(A block of data)

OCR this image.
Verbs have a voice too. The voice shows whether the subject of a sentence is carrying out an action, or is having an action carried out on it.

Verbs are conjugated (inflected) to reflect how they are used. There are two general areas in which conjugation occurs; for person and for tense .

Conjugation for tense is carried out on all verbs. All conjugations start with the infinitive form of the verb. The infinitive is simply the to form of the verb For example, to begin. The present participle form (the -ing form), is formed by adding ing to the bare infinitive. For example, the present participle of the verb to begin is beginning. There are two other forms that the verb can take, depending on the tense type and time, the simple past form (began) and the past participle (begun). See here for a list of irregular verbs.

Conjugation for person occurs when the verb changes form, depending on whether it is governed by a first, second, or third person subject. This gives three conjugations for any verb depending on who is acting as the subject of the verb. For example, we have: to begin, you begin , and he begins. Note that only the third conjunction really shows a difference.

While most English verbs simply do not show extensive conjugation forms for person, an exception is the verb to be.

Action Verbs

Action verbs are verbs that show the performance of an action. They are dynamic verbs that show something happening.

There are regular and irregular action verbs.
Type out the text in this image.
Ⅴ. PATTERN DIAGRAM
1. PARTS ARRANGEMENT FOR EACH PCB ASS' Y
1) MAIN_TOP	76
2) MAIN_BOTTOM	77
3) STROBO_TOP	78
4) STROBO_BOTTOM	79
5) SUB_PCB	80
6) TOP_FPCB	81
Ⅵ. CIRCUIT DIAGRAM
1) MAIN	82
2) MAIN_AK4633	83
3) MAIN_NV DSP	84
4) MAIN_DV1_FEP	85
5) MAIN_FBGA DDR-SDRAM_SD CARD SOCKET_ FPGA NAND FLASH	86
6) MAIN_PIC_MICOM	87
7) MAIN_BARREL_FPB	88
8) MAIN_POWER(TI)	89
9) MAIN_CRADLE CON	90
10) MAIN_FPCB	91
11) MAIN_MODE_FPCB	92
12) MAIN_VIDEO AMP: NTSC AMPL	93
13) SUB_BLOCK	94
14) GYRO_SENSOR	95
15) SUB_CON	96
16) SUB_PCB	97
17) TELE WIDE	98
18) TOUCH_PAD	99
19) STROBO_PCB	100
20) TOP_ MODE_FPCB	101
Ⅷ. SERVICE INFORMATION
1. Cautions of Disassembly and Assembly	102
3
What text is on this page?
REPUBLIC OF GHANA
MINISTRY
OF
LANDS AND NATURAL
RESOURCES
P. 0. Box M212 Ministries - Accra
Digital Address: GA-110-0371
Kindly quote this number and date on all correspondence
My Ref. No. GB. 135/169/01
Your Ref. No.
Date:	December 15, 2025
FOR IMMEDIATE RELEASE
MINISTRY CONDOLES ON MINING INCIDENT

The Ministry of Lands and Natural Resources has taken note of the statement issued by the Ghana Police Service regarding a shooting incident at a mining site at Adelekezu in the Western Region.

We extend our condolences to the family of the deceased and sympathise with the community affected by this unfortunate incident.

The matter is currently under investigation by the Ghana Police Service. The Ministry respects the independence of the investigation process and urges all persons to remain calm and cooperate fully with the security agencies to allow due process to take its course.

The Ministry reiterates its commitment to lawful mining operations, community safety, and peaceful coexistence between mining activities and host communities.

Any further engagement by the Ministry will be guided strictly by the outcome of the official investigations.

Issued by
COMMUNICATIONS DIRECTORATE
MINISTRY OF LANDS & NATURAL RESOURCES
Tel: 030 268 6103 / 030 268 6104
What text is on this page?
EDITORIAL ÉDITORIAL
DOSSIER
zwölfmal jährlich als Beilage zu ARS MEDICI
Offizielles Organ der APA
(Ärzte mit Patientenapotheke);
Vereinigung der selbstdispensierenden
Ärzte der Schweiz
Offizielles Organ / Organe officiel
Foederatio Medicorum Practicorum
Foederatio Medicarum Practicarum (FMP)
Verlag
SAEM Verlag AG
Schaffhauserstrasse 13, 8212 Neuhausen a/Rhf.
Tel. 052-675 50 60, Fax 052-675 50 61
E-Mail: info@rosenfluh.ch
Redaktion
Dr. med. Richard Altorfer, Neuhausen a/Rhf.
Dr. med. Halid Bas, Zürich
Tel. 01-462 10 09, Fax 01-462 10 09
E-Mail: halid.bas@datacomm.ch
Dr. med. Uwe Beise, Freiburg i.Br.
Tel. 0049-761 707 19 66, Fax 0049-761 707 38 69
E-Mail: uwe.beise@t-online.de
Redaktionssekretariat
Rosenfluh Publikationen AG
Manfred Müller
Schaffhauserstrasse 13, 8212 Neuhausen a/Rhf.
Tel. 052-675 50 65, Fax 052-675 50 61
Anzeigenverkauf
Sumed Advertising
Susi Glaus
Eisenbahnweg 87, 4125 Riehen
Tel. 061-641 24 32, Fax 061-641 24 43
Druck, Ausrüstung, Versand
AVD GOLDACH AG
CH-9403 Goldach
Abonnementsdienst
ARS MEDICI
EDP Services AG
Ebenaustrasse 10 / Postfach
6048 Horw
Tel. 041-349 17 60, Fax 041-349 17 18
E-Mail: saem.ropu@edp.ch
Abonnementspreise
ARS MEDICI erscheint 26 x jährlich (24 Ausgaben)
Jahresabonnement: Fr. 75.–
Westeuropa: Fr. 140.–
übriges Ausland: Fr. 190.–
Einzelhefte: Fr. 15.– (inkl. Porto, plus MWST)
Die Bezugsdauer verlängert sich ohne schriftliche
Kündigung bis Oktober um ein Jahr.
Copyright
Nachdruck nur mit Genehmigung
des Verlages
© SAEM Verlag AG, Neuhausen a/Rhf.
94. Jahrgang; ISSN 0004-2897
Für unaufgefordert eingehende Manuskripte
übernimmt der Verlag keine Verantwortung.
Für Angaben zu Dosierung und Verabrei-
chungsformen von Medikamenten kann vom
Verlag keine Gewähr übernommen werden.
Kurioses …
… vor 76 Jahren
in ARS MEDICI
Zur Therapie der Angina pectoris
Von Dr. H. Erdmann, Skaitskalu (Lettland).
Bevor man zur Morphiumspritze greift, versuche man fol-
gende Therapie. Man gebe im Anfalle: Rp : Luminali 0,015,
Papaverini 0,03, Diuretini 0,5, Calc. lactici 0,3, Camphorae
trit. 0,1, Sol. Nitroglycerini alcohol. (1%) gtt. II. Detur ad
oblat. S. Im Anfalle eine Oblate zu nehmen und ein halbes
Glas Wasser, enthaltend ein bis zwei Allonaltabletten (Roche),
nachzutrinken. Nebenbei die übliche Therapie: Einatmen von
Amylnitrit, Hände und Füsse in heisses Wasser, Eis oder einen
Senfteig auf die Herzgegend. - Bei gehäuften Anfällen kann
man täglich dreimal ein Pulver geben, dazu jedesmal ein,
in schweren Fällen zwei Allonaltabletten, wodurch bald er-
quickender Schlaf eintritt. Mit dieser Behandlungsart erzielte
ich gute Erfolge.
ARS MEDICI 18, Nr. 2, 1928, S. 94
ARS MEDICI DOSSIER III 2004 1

→ **Given task**:
Could you transcribe the records in full, exactly?

→ **Answer to the exercise**:
OCR this image.
Verbs have a voice too. The voice shows whether the subject of a sentence is carrying out an action, or is having an action carried out on it.

Verbs are conjugated (inflected) to reflect how they are used. There are two general areas in which conjugation occurs; for person and for tense .

Conjugation for tense is carried out on all verbs. All conjugations start with the infinitive form of the verb. The infinitive is simply the to form of the verb For example, to begin. The present participle form (the -ing form), is formed by adding ing to the bare infinitive. For example, the present participle of the verb to begin is beginning. There are two other forms that the verb can take, depending on the tense type and time, the simple past form (began) and the past participle (begun). See here for a list of irregular verbs.

Conjugation for person occurs when the verb changes form, depending on whether it is governed by a first, second, or third person subject. This gives three conjugations for any verb depending on who is acting as the subject of the verb. For example, we have: to begin, you begin , and he begins. Note that only the third conjunction really shows a difference.

While most English verbs simply do not show extensive conjugation forms for person, an exception is the verb to be.

Action Verbs

Action verbs are verbs that show the performance of an action. They are dynamic verbs that show something happening.

There are regular and irregular action verbs.
Type out the text in this image.
Ⅴ. PATTERN DIAGRAM
1. PARTS ARRANGEMENT FOR EACH PCB ASS' Y
1) MAIN_TOP	76
2) MAIN_BOTTOM	77
3) STROBO_TOP	78
4) STROBO_BOTTOM	79
5) SUB_PCB	80
6) TOP_FPCB	81
Ⅵ. CIRCUIT DIAGRAM
1) MAIN	82
2) MAIN_AK4633	83
3) MAIN_NV DSP	84
4) MAIN_DV1_FEP	85
5) MAIN_FBGA DDR-SDRAM_SD CARD SOCKET_ FPGA NAND FLASH	86
6) MAIN_PIC_MICOM	87
7) MAIN_BARREL_FPB	88
8) MAIN_POWER(TI)	89
9) MAIN_CRADLE CON	90
10) MAIN_FPCB	91
11) MAIN_MODE_FPCB	92
12) MAIN_VIDEO AMP: NTSC AMPL	93
13) SUB_BLOCK	94
14) GYRO_SENSOR	95
15) SUB_CON	96
16) SUB_PCB	97
17) TELE WIDE	98
18) TOUCH_PAD	99
19) STROBO_PCB	100
20) TOP_ MODE_FPCB	101
Ⅷ. SERVICE INFORMATION
1. Cautions of Disassembly and Assembly	102
3
What text is on this page?
REPUBLIC OF GHANA
MINISTRY
OF
LANDS AND NATURAL
RESOURCES
P. 0. Box M212 Ministries - Accra
Digital Address: GA-110-0371
Kindly quote this number and date on all correspondence
My Ref. No. GB. 135/169/01
Your Ref. No.
Date:	December 15, 2025
FOR IMMEDIATE RELEASE
MINISTRY CONDOLES ON MINING INCIDENT

The Ministry of Lands and Natural Resources has taken note of the statement issued by the Ghana Police Service regarding a shooting incident at a mining site at Adelekezu in the Western Region.

We extend our condolences to the family of the deceased and sympathise with the community affected by this unfortunate incident.

The matter is currently under investigation by the Ghana Police Service. The Ministry respects the independence of the investigation process and urges all persons to remain calm and cooperate fully with the security agencies to allow due process to take its course.

The Ministry reiterates its commitment to lawful mining operations, community safety, and peaceful coexistence between mining activities and host communities.

Any further engagement by the Ministry will be guided strictly by the outcome of the official investigations.

Issued by
COMMUNICATIONS DIRECTORATE
MINISTRY OF LANDS & NATURAL RESOURCES
Tel: 030 268 6103 / 030 268 6104
What text is on this page?
EDITORIAL ÉDITORIAL
DOSSIER
zwölfmal jährlich als Beilage zu ARS MEDICI
Offizielles Organ der APA
(Ärzte mit Patientenapotheke);
Vereinigung der selbstdispensierenden
Ärzte der Schweiz
Offizielles Organ / Organe officiel
Foederatio Medicorum Practicorum
Foederatio Medicarum Practicarum (FMP)
Verlag
SAEM Verlag AG
Schaffhauserstrasse 13, 8212 Neuhausen a/Rhf.
Tel. 052-675 50 60, Fax 052-675 50 61
E-Mail: info@rosenfluh.ch
Redaktion
Dr. med. Richard Altorfer, Neuhausen a/Rhf.
Dr. med. Halid Bas, Zürich
Tel. 01-462 10 09, Fax 01-462 10 09
E-Mail: halid.bas@datacomm.ch
Dr. med. Uwe Beise, Freiburg i.Br.
Tel. 0049-761 707 19 66, Fax 0049-761 707 38 69
E-Mail: uwe.beise@t-online.de
Redaktionssekretariat
Rosenfluh Publikationen AG
Manfred Müller
Schaffhauserstrasse 13, 8212 Neuhausen a/Rhf.
Tel. 052-675 50 65, Fax 052-675 50 61
Anzeigenverkauf
Sumed Advertising
Susi Glaus
Eisenbahnweg 87, 4125 Riehen
Tel. 061-641 24 32, Fax 061-641 24 43
Druck, Ausrüstung, Versand
AVD GOLDACH AG
CH-9403 Goldach
Abonnementsdienst
ARS MEDICI
EDP Services AG
Ebenaustrasse 10 / Postfach
6048 Horw
Tel. 041-349 17 60, Fax 041-349 17 18
E-Mail: saem.ropu@edp.ch
Abonnementspreise
ARS MEDICI erscheint 26 x jährlich (24 Ausgaben)
Jahresabonnement: Fr. 75.–
Westeuropa: Fr. 140.–
übriges Ausland: Fr. 190.–
Einzelhefte: Fr. 15.– (inkl. Porto, plus MWST)
Die Bezugsdauer verlängert sich ohne schriftliche
Kündigung bis Oktober um ein Jahr.
Copyright
Nachdruck nur mit Genehmigung
des Verlages
© SAEM Verlag AG, Neuhausen a/Rhf.
94. Jahrgang; ISSN 0004-2897
Für unaufgefordert eingehende Manuskripte
übernimmt der Verlag keine Verantwortung.
Für Angaben zu Dosierung und Verabrei-
chungsformen von Medikamenten kann vom
Verlag keine Gewähr übernommen werden.
Kurioses …
… vor 76 Jahren
in ARS MEDICI
Zur Therapie der Angina pectoris
Von Dr. H. Erdmann, Skaitskalu (Lettland).
Bevor man zur Morphiumspritze greift, versuche man fol-
gende Therapie. Man gebe im Anfalle: Rp : Luminali 0,015,
Papaverini 0,03, Diuretini 0,5, Calc. lactici 0,3, Camphorae
trit. 0,1, Sol. Nitroglycerini alcohol. (1%) gtt. II. Detur ad
oblat. S. Im Anfalle eine Oblate zu nehmen und ein halbes
Glas Wasser, enthaltend ein bis zwei Allonaltabletten (Roche),
nachzutrinken. Nebenbei die übliche Therapie: Einatmen von
Amylnitrit, Hände und Füsse in heisses Wasser, Eis oder einen
Senfteig auf die Herzgegend. - Bei gehäuften Anfällen kann
man täglich dreimal ein Pulver geben, dazu jedesmal ein,
in schweren Fällen zwei Allonaltabletten, wodurch bald er-
quickender Schlaf eintritt. Mit dieser Behandlungsart erzielte
ich gute Erfolge.
ARS MEDICI 18, Nr. 2, 1928, S. 94
ARS MEDICI DOSSIER III 2004 1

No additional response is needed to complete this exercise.